• _Dataset extract_
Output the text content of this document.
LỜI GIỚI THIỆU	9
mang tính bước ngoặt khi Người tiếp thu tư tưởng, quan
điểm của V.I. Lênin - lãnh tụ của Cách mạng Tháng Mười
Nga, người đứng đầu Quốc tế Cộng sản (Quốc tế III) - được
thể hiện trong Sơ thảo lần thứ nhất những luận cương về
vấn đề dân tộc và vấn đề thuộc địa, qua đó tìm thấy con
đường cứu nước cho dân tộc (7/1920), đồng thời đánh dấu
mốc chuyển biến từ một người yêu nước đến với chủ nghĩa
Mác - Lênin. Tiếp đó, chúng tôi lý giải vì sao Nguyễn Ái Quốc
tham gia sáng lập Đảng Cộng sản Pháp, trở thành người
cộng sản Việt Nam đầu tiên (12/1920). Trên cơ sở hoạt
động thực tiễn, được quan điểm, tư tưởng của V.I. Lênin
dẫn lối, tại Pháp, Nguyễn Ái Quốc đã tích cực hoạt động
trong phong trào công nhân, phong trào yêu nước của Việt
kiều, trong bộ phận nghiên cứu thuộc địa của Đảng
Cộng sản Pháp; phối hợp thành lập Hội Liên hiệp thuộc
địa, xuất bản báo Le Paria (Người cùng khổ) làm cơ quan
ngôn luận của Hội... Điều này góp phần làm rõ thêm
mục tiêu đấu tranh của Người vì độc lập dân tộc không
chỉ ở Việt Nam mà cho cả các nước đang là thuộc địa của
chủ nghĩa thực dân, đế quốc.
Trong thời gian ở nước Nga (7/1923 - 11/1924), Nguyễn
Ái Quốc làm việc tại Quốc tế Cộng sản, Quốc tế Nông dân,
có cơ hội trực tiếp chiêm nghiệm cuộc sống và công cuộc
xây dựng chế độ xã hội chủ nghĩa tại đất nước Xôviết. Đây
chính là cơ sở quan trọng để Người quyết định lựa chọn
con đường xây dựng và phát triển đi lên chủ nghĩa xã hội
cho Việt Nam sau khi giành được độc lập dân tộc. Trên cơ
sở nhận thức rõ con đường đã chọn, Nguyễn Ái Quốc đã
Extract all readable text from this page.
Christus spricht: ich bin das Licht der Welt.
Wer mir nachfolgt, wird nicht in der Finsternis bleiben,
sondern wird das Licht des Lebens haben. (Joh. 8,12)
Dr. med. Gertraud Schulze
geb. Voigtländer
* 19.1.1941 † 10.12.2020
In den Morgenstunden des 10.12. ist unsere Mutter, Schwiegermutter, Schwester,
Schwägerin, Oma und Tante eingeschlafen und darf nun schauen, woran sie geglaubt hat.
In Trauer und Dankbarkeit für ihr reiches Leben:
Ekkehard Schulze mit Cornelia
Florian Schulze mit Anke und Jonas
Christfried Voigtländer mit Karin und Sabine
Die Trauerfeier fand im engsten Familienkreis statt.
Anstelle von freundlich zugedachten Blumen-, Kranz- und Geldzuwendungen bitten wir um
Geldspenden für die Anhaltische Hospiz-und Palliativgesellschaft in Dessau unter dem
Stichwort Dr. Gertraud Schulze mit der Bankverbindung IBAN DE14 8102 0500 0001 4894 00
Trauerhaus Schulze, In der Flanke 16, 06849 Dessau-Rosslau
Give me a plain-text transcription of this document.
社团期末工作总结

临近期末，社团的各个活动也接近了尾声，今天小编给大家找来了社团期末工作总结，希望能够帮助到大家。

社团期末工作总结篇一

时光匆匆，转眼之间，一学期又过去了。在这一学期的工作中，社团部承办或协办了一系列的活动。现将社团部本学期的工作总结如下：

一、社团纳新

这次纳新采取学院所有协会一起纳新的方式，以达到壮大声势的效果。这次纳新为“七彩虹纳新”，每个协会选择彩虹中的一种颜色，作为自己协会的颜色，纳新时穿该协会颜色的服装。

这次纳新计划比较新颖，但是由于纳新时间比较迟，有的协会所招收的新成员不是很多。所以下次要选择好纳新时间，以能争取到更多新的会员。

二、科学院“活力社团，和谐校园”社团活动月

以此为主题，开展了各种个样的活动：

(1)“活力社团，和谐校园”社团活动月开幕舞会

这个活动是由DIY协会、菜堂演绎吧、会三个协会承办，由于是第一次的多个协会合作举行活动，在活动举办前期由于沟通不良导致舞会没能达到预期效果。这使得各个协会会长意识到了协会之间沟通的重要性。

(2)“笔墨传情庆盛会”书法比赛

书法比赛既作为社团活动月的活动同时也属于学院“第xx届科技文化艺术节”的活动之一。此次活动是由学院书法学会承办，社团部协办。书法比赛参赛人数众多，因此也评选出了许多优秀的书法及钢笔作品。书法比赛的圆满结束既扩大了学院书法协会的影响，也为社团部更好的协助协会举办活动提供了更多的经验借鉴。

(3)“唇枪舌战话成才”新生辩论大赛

• _Stated task_
Return every record, word for word.

• _Answer to the exercise_
Output the text content of this document.
LỜI GIỚI THIỆU	9
mang tính bước ngoặt khi Người tiếp thu tư tưởng, quan
điểm của V.I. Lênin - lãnh tụ của Cách mạng Tháng Mười
Nga, người đứng đầu Quốc tế Cộng sản (Quốc tế III) - được
thể hiện trong Sơ thảo lần thứ nhất những luận cương về
vấn đề dân tộc và vấn đề thuộc địa, qua đó tìm thấy con
đường cứu nước cho dân tộc (7/1920), đồng thời đánh dấu
mốc chuyển biến từ một người yêu nước đến với chủ nghĩa
Mác - Lênin. Tiếp đó, chúng tôi lý giải vì sao Nguyễn Ái Quốc
tham gia sáng lập Đảng Cộng sản Pháp, trở thành người
cộng sản Việt Nam đầu tiên (12/1920). Trên cơ sở hoạt
động thực tiễn, được quan điểm, tư tưởng của V.I. Lênin
dẫn lối, tại Pháp, Nguyễn Ái Quốc đã tích cực hoạt động
trong phong trào công nhân, phong trào yêu nước của Việt
kiều, trong bộ phận nghiên cứu thuộc địa của Đảng
Cộng sản Pháp; phối hợp thành lập Hội Liên hiệp thuộc
địa, xuất bản báo Le Paria (Người cùng khổ) làm cơ quan
ngôn luận của Hội... Điều này góp phần làm rõ thêm
mục tiêu đấu tranh của Người vì độc lập dân tộc không
chỉ ở Việt Nam mà cho cả các nước đang là thuộc địa của
chủ nghĩa thực dân, đế quốc.
Trong thời gian ở nước Nga (7/1923 - 11/1924), Nguyễn
Ái Quốc làm việc tại Quốc tế Cộng sản, Quốc tế Nông dân,
có cơ hội trực tiếp chiêm nghiệm cuộc sống và công cuộc
xây dựng chế độ xã hội chủ nghĩa tại đất nước Xôviết. Đây
chính là cơ sở quan trọng để Người quyết định lựa chọn
con đường xây dựng và phát triển đi lên chủ nghĩa xã hội
cho Việt Nam sau khi giành được độc lập dân tộc. Trên cơ
sở nhận thức rõ con đường đã chọn, Nguyễn Ái Quốc đã
Extract all readable text from this page.
Christus spricht: ich bin das Licht der Welt.
Wer mir nachfolgt, wird nicht in der Finsternis bleiben,
sondern wird das Licht des Lebens haben. (Joh. 8,12)
Dr. med. Gertraud Schulze
geb. Voigtländer
* 19.1.1941 † 10.12.2020
In den Morgenstunden des 10.12. ist unsere Mutter, Schwiegermutter, Schwester,
Schwägerin, Oma und Tante eingeschlafen und darf nun schauen, woran sie geglaubt hat.
In Trauer und Dankbarkeit für ihr reiches Leben:
Ekkehard Schulze mit Cornelia
Florian Schulze mit Anke und Jonas
Christfried Voigtländer mit Karin und Sabine
Die Trauerfeier fand im engsten Familienkreis statt.
Anstelle von freundlich zugedachten Blumen-, Kranz- und Geldzuwendungen bitten wir um
Geldspenden für die Anhaltische Hospiz-und Palliativgesellschaft in Dessau unter dem
Stichwort Dr. Gertraud Schulze mit der Bankverbindung IBAN DE14 8102 0500 0001 4894 00
Trauerhaus Schulze, In der Flanke 16, 06849 Dessau-Rosslau
Give me a plain-text transcription of this document.
社团期末工作总结

临近期末，社团的各个活动也接近了尾声，今天小编给大家找来了社团期末工作总结，希望能够帮助到大家。

社团期末工作总结篇一

时光匆匆，转眼之间，一学期又过去了。在这一学期的工作中，社团部承办或协办了一系列的活动。现将社团部本学期的工作总结如下：

一、社团纳新

这次纳新采取学院所有协会一起纳新的方式，以达到壮大声势的效果。这次纳新为“七彩虹纳新”，每个协会选择彩虹中的一种颜色，作为自己协会的颜色，纳新时穿该协会颜色的服装。

这次纳新计划比较新颖，但是由于纳新时间比较迟，有的协会所招收的新成员不是很多。所以下次要选择好纳新时间，以能争取到更多新的会员。

二、科学院“活力社团，和谐校园”社团活动月

以此为主题，开展了各种个样的活动：

(1)“活力社团，和谐校园”社团活动月开幕舞会

这个活动是由DIY协会、菜堂演绎吧、会三个协会承办，由于是第一次的多个协会合作举行活动，在活动举办前期由于沟通不良导致舞会没能达到预期效果。这使得各个协会会长意识到了协会之间沟通的重要性。

(2)“笔墨传情庆盛会”书法比赛

书法比赛既作为社团活动月的活动同时也属于学院“第xx届科技文化艺术节”的活动之一。此次活动是由学院书法学会承办，社团部协办。书法比赛参赛人数众多，因此也评选出了许多优秀的书法及钢笔作品。书法比赛的圆满结束既扩大了学院书法协会的影响，也为社团部更好的协助协会举办活动提供了更多的经验借鉴。

(3)“唇枪舌战话成才”新生辩论大赛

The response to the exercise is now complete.